── Extract ──

In this chapter of the Bible, Moses and Aaron are given a variety of rules to tell the Israelites what makes different animals kosher or not kosher, i.e. good to eat or not good to eat for the Israelite people. A kosher animal needs to “chew the cud” and have “split hooves.”

In addition, there is a long list of animals like the eagle, the vulture, flying insects, the gecko, the monitor lizard, the hoopoe and the bat to name a few, whose carcass “shall be unclean and shall not be eaten.”

Moreover, “whoever touches the carcass of any of them shall be unclean until the evening, and whoever carries any part of the carcass of any of them shall wash his clothes and be unclean until the evening” (Leviticus 11:24-45).

Let’s take a deeper look at these rules as they’re discussed in the book, Eco Bible, to understand how we can make a healthier, holier world.

Eco Bible

Feeding Cars, Cattle, and People by Rabbi David Seidenberg 

Leviticus 11:3 – Any animal that has true hoofs, with clefts through the hoofs, and that chews the cudsuch you may eat.

Any animal that chews its cud, such as a cow, can eat grasses and plants that humans cannot digest. Any animal that has split hooves, such as sheep, can walk and graze on land too rocky for people to farm with a plow. Thus, the only land animals that we can eat, according to the Torah, are animals that do not compete with humans for food. Embedded in this wisdom is another truth: any culture that lets domesticated herds compete with humans for food also pits farmers against herders—and pits the poor who have no land against owners who control both land and herds. Rising world food prices now endanger the poor in many countries. Prices are driven up in part by massive industrial feeding of grain to cattle raised for beef—instead of giving them their natural diet of diverse grasses and other pasture plants. The cost is driven up further by the ethanol fuel industry’s competition for the grain, competition between feeding our cars or cattle, or people.

───
── Given entries ──

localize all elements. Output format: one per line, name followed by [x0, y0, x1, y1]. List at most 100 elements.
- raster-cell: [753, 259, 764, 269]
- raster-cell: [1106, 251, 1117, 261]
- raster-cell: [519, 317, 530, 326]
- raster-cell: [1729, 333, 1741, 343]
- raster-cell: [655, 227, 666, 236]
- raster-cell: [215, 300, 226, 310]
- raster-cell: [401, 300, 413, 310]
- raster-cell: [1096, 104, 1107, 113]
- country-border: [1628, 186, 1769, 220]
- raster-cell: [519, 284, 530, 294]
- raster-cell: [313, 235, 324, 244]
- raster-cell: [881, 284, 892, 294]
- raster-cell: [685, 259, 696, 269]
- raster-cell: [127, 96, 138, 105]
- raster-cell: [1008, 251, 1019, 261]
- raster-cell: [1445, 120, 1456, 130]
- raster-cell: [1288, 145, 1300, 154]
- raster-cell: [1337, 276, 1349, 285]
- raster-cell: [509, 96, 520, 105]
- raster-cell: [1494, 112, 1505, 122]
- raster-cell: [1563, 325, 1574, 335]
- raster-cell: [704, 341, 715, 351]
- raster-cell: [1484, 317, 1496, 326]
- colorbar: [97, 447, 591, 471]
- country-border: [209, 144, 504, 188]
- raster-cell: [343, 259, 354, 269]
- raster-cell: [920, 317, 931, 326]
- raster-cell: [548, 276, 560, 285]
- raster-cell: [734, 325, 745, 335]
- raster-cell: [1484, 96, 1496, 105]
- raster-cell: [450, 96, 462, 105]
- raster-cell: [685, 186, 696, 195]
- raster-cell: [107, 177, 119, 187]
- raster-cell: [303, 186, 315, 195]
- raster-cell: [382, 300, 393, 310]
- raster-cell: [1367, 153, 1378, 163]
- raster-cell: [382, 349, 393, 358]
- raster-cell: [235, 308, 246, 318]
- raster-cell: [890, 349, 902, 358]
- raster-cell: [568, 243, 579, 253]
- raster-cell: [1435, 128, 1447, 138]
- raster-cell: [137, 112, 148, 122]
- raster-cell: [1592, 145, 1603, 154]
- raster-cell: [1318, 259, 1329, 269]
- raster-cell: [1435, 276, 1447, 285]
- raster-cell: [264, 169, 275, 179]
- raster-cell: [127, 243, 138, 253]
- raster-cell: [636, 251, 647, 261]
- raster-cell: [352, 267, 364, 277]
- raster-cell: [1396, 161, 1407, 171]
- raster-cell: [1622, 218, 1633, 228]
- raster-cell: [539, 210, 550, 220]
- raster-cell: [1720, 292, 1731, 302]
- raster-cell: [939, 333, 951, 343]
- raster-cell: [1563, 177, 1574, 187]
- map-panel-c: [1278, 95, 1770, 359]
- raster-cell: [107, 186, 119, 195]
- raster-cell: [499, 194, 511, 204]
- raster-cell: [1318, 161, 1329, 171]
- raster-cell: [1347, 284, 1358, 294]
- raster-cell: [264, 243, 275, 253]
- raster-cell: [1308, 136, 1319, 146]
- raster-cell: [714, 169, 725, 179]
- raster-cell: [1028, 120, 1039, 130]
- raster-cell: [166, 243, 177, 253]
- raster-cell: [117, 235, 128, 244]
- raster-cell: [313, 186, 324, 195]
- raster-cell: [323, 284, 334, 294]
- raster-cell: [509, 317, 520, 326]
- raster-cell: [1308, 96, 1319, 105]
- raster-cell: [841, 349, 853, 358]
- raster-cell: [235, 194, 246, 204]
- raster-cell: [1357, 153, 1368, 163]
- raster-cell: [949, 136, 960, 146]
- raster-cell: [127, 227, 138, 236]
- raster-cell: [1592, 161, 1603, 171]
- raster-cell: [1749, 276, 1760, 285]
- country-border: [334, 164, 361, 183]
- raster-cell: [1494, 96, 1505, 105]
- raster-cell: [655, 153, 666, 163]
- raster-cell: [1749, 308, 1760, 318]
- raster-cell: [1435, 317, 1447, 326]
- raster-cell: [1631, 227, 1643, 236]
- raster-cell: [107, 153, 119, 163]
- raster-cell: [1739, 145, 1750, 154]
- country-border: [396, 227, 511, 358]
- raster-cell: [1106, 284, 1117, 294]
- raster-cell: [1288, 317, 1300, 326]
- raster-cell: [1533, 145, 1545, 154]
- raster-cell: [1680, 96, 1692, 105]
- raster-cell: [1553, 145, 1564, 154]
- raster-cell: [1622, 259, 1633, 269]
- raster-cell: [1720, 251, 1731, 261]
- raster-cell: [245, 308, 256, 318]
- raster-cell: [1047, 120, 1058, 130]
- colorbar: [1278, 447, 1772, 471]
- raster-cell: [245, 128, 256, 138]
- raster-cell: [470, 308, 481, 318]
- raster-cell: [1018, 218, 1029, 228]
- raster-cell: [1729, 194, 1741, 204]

───
── Given entries ──

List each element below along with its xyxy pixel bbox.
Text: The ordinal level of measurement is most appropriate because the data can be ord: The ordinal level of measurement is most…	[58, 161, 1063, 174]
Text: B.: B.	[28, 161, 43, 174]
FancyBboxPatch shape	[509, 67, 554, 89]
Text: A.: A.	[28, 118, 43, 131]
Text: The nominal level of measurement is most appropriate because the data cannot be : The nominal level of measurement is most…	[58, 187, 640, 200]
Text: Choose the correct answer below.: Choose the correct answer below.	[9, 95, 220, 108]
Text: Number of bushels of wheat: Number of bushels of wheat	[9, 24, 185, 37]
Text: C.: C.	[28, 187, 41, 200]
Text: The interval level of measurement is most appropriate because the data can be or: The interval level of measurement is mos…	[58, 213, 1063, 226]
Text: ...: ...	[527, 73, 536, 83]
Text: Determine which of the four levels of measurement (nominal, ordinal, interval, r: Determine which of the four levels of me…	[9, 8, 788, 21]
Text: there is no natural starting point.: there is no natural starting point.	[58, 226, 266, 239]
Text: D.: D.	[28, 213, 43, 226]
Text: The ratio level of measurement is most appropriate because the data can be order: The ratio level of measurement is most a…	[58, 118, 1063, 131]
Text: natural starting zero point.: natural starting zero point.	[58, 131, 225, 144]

───

▶ [Challenges]
• 1. From the passage on kosher animals, extract everything from "Feeding Cars, Cattle, and" down to "you may eat.".
• 2. In the passage on kosher animals, which two features must a kosher animal have?

▶ [Expected responses]
• 1.
Feeding Cars, Cattle, and People by Rabbi David Seidenberg 

Leviticus 11:3 – Any animal that has true hoofs, with clefts through the hoofs, and that chews the cudsuch you may eat.

• 2. It must chew the cud and have split hooves.